Problem requirements: Repeat the entries between the line containing "- wire: latch right mid" and the line containing "- transistor M31", inclusive, without any changes.

Data excerpts:
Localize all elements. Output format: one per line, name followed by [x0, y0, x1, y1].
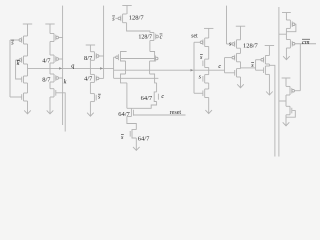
- wire: latch right mid riser: [149, 61, 151, 74]
- power VDD T stage B: [236, 25, 245, 27]
- svg-text:128/7: 128/7: [129, 15, 145, 22]
- transistor M15 latch right upper: [150, 52, 155, 62]
- wire: spine to ground (stage C): [268, 74, 270, 94]
- transistor M16 latch right lower: [150, 74, 157, 83]
- wire: stage B drain to stage C: [240, 62, 242, 69]
- gate bar M15: [154, 56, 156, 62]
- wire: stage A drain node: [208, 68, 210, 75]
- wire: M11 drain to M12: [127, 23, 150, 33]
- transistor M31 PMOS gate cm-bar (stage D latch): [286, 85, 290, 87]
- wire: c output rail: [114, 69, 225, 71]
- wire: cm-bar input wire: [295, 43, 316, 45]
- transistor M25 PMOS gate c (stage B): [237, 52, 241, 54]
- wire: keeper spine across q rail: [89, 60, 91, 74]
- ground (stage C): [266, 92, 273, 96]
- svg-text:128/7: 128/7: [243, 42, 259, 49]
- wire: cm-bar riser down: [299, 44, 301, 91]
- wire: q node spine (stage1 left): [27, 64, 29, 76]
- bubble latch gate right M15: [155, 57, 158, 60]
- wire: M31 drain node: [285, 95, 287, 106]
- wire: set vertical: [193, 42, 195, 93]
- wire: q node spine (stage1 right): [49, 63, 51, 74]
- bubble latch gate left M13: [116, 56, 119, 59]
- wire: latch vertical link: [113, 57, 115, 78]
- wire: spine M24-M25: [240, 48, 242, 53]
- transistor M29 PMOS diode (stage D upper): [286, 19, 290, 21]
- wire: drain to long vertical: [279, 100, 286, 102]
- transistor M20 PMOS gate set (stage A): [205, 37, 209, 39]
- svg-text:c: c: [160, 33, 163, 40]
- transistor M26 NMOS gate c (stage B): [237, 68, 241, 70]
- svg-text:64/7: 64/7: [138, 135, 150, 142]
- power VDD T stage D latch: [282, 77, 291, 79]
- transistor M21 PMOS gate s-bar (stage A): [205, 58, 209, 60]
- wire: stage C input riser: [255, 60, 257, 70]
- junction arrow c rail at set vertical: [191, 69, 194, 72]
- power VDD T stage1 left: [23, 23, 32, 25]
- svg-text:set: set: [191, 34, 198, 40]
- ground (stage B): [237, 84, 244, 88]
- wire: spine to ground (stage D upper): [285, 48, 287, 59]
- svg-text:8/7: 8/7: [84, 55, 93, 62]
- wire: M8 gate net going down: [56, 93, 65, 132]
- transistor M27 PMOS (stage C inverter): [265, 55, 269, 57]
- svg-text:64/7: 64/7: [118, 111, 130, 118]
- wire: latch lower gate rail: [114, 77, 159, 79]
- transistor M14 latch left lower: [121, 74, 127, 83]
- wire: M29 gate loop to drain: [286, 24, 296, 32]
- transistor M19 NMOS 64/7 gate c (right of latch): [154, 92, 156, 102]
- wire: spine to ground (stage B): [240, 77, 242, 87]
- svg-text:k: k: [17, 60, 20, 67]
- wire: latch cross-couple rail: [121, 58, 156, 60]
- ground (stage1 left): [24, 110, 31, 114]
- transistor M3 NMOS (stage1 left): [24, 75, 28, 77]
- svg-text:cm: cm: [302, 39, 310, 46]
- transistor M9 PMOS 4/7 (keeper, gate to vertical): [90, 73, 94, 75]
- transistor M5 PMOS gate k (stage1 right): [50, 33, 54, 35]
- transistor M32 NMOS diode (stage D latch): [286, 105, 290, 107]
- wire: latch right spine down: [156, 83, 158, 92]
- gate bar M13: [117, 54, 119, 60]
- svg-text:k: k: [64, 79, 67, 86]
- transistor M30 gate cm-bar (stage D upper): [286, 39, 290, 41]
- transistor M9a PMOS 8/7 (keeper, gate to vertical): [90, 51, 94, 53]
- wire: M19 drain staircase to M17 drain: [131, 102, 156, 109]
- transistor M1 PMOS gate s-bar (stage1 left): [24, 35, 28, 37]
- wire: spine M7-M8: [49, 82, 51, 89]
- wire: spine to ground (keeper): [89, 102, 91, 116]
- transistor M12 PMOS 128/7 gate c-bar: [150, 32, 154, 34]
- transistor M6 PMOS 4/7 gate k (stage1 right): [50, 54, 54, 56]
- svg-text:c: c: [161, 93, 164, 100]
- power VDD T stage1 right: [45, 23, 54, 25]
- wire: spine to ground (stage1 right): [49, 97, 51, 113]
- transistor M8 NMOS (stage1 right): [50, 88, 54, 90]
- transistor M23 NMOS gate set (stage A): [205, 88, 209, 90]
- ground (stage D latch): [283, 122, 290, 126]
- wire: s-bar to NMOS M4 gate: [10, 96, 22, 98]
- wire: stage C output to right vertical: [269, 65, 275, 156]
- wire: stage D mid node: [285, 28, 287, 39]
- wire: spine M12 down to latch: [149, 41, 151, 52]
- transistor M13 latch left upper: [121, 52, 127, 62]
- wire: q horizontal rail: [28, 67, 114, 69]
- power VDD T stage C: [265, 45, 274, 47]
- wire: spine to ground (bottom): [135, 138, 137, 150]
- svg-text:4/7: 4/7: [84, 76, 93, 83]
- svg-text:64/7: 64/7: [141, 95, 153, 102]
- wire: spine to ground (stage1 left): [27, 101, 29, 113]
- transistor M24 PMOS 128/7 gate s (stage B): [237, 39, 241, 41]
- wire: spine to ground (stage D latch): [285, 115, 287, 126]
- wire: long vertical right: [278, 7, 280, 157]
- transistor M2 PMOS (stage1 left, gate k-bar): [24, 55, 28, 57]
- wire: M17 to M18: [127, 117, 136, 130]
- transistor M22 NMOS gate s (stage A): [205, 74, 209, 76]
- ground (stage1 right): [47, 110, 54, 114]
- transistor M7 PMOS 8/7 gate k (stage1 right): [50, 73, 54, 75]
- wire: spine M9-M10: [89, 82, 91, 93]
- wire: spine M5-M6: [49, 42, 51, 56]
- wire: M32 gate loop: [286, 111, 295, 118]
- transistor M18 NMOS 64/7 gate s-bar (bottom): [132, 130, 136, 138]
- power VDD T latch: [122, 5, 131, 7]
- transistor M17 NMOS 64/7 gate reset: [127, 107, 131, 109]
- svg-text:128/7: 128/7: [138, 34, 152, 40]
- wire: c vertical (stage B input): [224, 58, 226, 73]
- svg-text:reset: reset: [170, 110, 182, 116]
- transistor M28 NMOS (stage C inverter): [265, 65, 269, 67]
- svg-text:q: q: [71, 63, 74, 70]
- wire: spine M3-M4: [27, 83, 29, 93]
- transistor M4 NMOS gate s-bar (stage1 left): [24, 92, 28, 94]
- wire: stage C drain node: [268, 64, 270, 66]
- wire: k vertical net: [62, 6, 64, 125]
- wire: spine M20-M21: [208, 47, 210, 60]
- wire: latch left spine down: [126, 83, 128, 108]
- junction arrow q at k vertical: [59, 67, 62, 70]
- wire: spine to ground (stage A): [208, 98, 210, 114]
- power VDD T stage D upper: [282, 12, 291, 14]
- wire: latch left mid riser: [125, 61, 127, 74]
- junction arrow q at second vertical: [100, 67, 103, 70]
- ground (keeper): [87, 113, 94, 117]
- wire: long vertical net (left of latch): [103, 6, 105, 79]
- svg-text:c: c: [218, 63, 221, 70]
- wire: k-bar stub down to M3 gate: [16, 60, 22, 79]
- wire: spine M1-M2: [27, 44, 29, 56]
- ground (stage A): [205, 110, 212, 114]
- transistor M10 NMOS gate s-bar (keeper): [90, 93, 94, 95]
- wire: s vertical (stage B input): [226, 6, 228, 44]
- wire: latch left gate from link: [114, 56, 116, 58]
- power VDD T stage A: [204, 27, 213, 29]
- wire: spine M22-M23: [208, 83, 210, 89]
- wire: reset wire: [133, 114, 185, 116]
- wire: s-bar net vertical (stage1): [9, 40, 11, 97]
- transistor M11 PMOS 128/7 gate s-bar (latch top): [123, 13, 127, 15]
- power VDD T keeper column: [86, 44, 95, 46]
- ground (bottom middle): [133, 147, 140, 151]
- ground (stage D upper): [283, 56, 290, 60]
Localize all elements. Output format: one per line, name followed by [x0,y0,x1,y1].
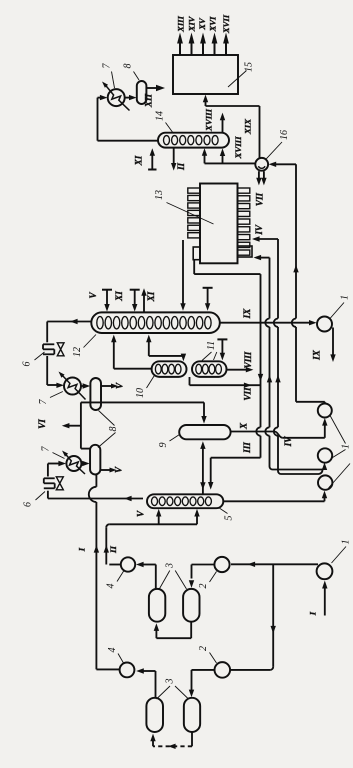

Reply to the exercise:
- wire: latch right mid riser: [149, 61, 151, 74]
- power VDD T stage B: [236, 25, 245, 27]
- svg-text:128/7: 128/7: [129, 15, 145, 22]
- transistor M15 latch right upper: [150, 52, 155, 62]
- wire: spine to ground (stage C): [268, 74, 270, 94]
- transistor M16 latch right lower: [150, 74, 157, 83]
- wire: stage B drain to stage C: [240, 62, 242, 69]
- gate bar M15: [154, 56, 156, 62]
- wire: stage A drain node: [208, 68, 210, 75]
- wire: M11 drain to M12: [127, 23, 150, 33]
- transistor M31 PMOS gate cm-bar (stage D latch): [286, 85, 290, 87]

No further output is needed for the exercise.